§ YOUR INSTRUCTIONS:
Copy out each line of the listing that has the word "decline" in it.

§ THE RECORDS:
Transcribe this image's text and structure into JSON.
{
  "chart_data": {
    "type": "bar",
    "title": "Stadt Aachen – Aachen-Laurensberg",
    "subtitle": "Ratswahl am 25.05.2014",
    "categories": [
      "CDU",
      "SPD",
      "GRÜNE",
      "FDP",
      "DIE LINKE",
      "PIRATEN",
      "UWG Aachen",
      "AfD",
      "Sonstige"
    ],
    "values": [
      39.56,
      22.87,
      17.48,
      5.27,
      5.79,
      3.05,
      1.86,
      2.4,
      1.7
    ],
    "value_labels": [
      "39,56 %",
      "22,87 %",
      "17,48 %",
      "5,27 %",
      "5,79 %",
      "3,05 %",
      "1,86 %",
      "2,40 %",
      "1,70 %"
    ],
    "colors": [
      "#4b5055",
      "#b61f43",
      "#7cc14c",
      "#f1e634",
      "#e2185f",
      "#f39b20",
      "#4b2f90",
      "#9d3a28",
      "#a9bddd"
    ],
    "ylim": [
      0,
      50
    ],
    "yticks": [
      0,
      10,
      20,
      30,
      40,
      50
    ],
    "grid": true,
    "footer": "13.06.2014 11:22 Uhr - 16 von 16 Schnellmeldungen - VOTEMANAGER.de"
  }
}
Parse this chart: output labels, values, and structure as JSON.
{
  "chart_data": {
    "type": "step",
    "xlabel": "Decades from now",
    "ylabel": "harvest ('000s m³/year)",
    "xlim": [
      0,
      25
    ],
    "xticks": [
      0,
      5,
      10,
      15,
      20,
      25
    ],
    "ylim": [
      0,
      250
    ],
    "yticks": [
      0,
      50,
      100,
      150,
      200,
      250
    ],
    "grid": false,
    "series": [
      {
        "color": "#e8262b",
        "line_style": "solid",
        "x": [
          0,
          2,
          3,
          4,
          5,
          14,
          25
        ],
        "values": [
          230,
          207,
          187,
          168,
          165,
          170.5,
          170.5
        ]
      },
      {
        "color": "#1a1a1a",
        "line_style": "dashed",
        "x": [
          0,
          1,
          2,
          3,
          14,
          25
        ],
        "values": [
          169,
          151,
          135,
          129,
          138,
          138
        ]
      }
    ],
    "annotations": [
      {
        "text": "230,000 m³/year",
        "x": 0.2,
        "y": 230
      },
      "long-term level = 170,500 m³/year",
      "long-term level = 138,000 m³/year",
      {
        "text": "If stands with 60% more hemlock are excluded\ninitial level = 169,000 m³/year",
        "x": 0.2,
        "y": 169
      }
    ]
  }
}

* * *

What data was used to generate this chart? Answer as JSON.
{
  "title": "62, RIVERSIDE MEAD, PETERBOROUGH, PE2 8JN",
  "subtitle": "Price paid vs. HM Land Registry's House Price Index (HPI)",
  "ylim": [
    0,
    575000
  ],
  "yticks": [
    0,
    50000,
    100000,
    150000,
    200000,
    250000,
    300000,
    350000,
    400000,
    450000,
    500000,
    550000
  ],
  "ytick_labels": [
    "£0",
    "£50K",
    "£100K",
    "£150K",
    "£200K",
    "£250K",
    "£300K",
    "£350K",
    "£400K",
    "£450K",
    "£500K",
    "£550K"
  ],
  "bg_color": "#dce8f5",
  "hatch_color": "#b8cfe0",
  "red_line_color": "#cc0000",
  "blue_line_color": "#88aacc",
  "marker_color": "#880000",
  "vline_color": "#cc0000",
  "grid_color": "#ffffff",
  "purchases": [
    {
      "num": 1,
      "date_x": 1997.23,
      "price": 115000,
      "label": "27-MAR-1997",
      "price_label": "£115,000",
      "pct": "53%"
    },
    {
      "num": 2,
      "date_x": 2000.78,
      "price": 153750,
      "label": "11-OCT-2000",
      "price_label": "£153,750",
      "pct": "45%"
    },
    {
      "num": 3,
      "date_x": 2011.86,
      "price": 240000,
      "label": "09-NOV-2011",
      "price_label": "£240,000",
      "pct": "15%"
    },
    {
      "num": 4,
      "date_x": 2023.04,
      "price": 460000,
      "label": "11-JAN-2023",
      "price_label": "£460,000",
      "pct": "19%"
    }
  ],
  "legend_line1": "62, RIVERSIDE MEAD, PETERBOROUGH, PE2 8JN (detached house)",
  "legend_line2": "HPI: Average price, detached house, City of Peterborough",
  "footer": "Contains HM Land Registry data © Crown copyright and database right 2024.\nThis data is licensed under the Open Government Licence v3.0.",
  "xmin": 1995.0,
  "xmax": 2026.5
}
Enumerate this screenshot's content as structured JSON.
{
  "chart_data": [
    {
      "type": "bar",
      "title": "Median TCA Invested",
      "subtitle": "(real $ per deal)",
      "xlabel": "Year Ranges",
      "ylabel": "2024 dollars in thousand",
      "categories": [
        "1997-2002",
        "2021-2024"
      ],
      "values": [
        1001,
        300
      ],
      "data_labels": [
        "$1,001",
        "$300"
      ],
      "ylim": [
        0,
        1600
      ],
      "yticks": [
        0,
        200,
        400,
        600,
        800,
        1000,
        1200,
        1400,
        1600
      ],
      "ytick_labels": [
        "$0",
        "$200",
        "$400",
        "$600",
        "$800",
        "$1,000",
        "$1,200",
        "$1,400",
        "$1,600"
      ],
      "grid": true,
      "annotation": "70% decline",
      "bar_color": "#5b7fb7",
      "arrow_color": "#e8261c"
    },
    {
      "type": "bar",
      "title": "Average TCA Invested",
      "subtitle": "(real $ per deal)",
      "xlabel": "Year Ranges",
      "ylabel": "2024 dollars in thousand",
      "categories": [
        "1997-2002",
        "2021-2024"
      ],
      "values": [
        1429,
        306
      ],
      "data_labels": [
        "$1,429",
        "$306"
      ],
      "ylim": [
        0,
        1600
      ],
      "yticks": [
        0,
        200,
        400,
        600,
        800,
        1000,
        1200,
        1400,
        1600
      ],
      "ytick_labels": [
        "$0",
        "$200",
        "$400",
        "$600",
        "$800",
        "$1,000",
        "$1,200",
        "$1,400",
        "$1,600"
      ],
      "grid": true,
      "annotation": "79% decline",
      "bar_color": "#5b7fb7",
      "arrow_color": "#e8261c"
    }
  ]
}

§ RESPONSE TO THIS TASK:
      "annotation": "70% decline",
      "annotation": "79% decline",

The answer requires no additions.